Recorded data
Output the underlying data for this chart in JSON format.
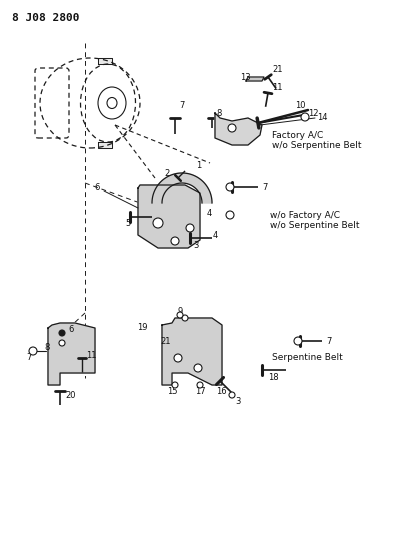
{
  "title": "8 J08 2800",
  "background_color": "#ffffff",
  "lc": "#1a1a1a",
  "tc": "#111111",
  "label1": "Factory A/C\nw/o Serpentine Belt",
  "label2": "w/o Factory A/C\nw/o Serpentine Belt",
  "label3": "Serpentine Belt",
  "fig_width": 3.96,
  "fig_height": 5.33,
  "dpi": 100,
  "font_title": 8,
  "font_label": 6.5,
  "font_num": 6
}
...
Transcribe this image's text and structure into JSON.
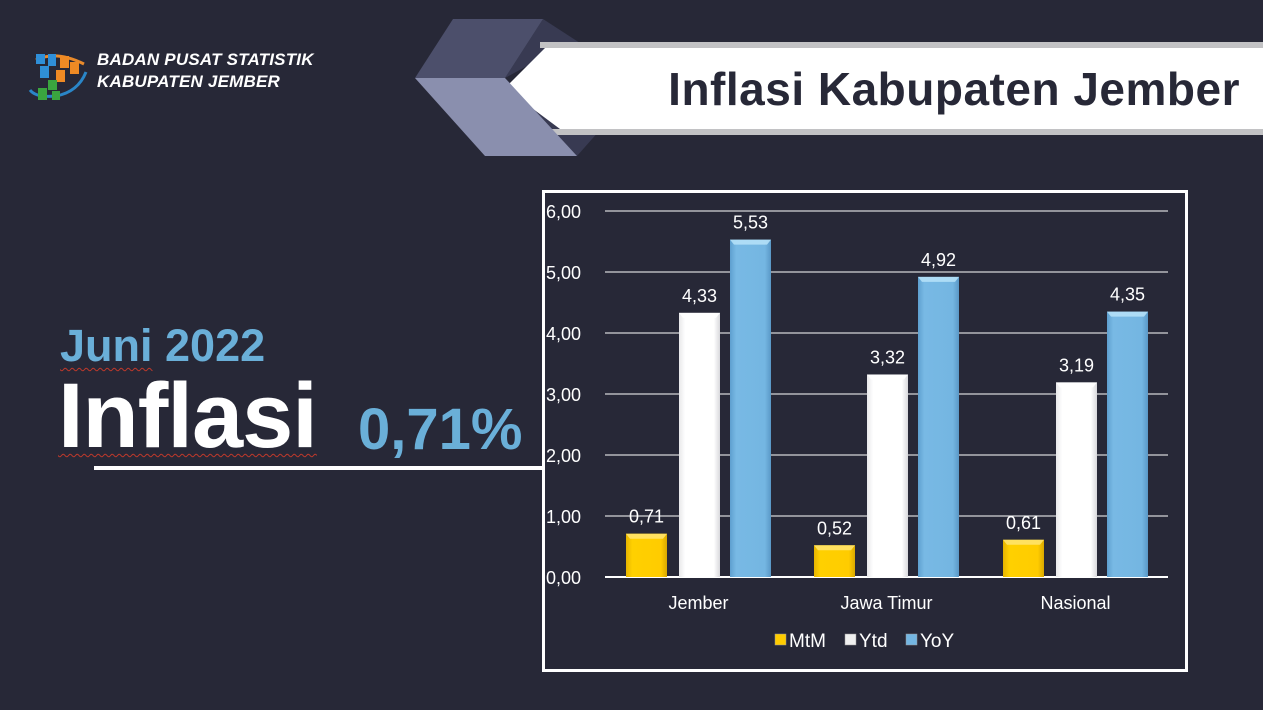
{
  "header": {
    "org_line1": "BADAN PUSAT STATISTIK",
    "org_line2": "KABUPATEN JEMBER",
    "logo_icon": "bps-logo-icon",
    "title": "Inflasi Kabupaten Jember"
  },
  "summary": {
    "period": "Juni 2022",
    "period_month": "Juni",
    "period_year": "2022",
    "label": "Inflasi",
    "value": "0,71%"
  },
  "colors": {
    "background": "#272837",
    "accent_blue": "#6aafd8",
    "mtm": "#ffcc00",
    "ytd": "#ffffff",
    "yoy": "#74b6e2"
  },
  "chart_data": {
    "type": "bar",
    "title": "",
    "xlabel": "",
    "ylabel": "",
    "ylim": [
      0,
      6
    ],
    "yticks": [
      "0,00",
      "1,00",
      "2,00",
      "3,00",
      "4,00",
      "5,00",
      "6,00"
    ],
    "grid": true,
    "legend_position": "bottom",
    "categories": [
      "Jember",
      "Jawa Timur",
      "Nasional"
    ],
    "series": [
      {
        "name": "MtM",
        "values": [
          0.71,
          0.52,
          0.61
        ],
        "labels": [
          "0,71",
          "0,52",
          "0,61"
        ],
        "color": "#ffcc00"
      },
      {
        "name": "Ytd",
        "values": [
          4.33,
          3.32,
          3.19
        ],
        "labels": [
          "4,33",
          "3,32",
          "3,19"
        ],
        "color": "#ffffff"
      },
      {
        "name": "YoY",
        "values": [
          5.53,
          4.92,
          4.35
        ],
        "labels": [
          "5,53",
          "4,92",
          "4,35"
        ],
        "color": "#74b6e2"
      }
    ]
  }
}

> [PROBLEM DESCRIPTION]:
Pull every line containing the word "Serpentine" out of the material.

> [SOLVED PROBLEM]:
  "label1": "Factory A/C\nw/o Serpentine Belt",
  "label2": "w/o Factory A/C\nw/o Serpentine Belt",
  "label3": "Serpentine Belt",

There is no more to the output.